Records from a dataset:
───
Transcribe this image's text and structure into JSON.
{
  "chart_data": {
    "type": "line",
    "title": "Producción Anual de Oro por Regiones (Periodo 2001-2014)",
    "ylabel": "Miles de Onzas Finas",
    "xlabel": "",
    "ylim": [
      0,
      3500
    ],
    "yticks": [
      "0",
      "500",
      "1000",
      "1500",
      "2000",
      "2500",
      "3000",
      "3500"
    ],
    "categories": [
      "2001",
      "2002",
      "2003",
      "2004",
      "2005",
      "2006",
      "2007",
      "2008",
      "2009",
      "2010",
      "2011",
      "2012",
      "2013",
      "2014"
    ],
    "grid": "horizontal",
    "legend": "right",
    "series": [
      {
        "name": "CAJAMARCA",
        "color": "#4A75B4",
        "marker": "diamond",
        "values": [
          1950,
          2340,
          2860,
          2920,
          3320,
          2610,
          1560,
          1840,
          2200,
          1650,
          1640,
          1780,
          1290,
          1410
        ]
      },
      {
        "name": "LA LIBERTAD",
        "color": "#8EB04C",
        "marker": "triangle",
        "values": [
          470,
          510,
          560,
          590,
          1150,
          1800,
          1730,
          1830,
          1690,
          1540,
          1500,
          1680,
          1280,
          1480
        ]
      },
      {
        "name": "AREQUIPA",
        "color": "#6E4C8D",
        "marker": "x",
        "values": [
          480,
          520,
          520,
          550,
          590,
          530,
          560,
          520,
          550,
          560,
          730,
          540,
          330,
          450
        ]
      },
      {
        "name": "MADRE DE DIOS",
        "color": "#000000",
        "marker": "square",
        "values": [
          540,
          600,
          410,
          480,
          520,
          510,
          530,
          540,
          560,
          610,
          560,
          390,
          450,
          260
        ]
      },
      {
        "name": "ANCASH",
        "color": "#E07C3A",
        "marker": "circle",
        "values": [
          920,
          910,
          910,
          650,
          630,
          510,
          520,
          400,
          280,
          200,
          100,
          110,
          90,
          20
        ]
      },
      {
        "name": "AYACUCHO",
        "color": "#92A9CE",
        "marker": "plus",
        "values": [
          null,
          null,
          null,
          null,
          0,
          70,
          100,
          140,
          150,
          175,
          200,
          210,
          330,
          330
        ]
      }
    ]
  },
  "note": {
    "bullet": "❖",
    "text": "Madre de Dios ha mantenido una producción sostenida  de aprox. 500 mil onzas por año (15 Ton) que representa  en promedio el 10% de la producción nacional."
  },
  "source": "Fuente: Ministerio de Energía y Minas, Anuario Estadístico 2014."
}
───
## Aim of the exercise
Look through the lines above and collect those with the word "text".

## Solution to this problem
Transcribe this image's text and structure into JSON.
    "text": "Madre de Dios ha mantenido una producción sostenida  de aprox. 500 mil onzas por año (15 Ton) que representa  en promedio el 10% de la producción nacional."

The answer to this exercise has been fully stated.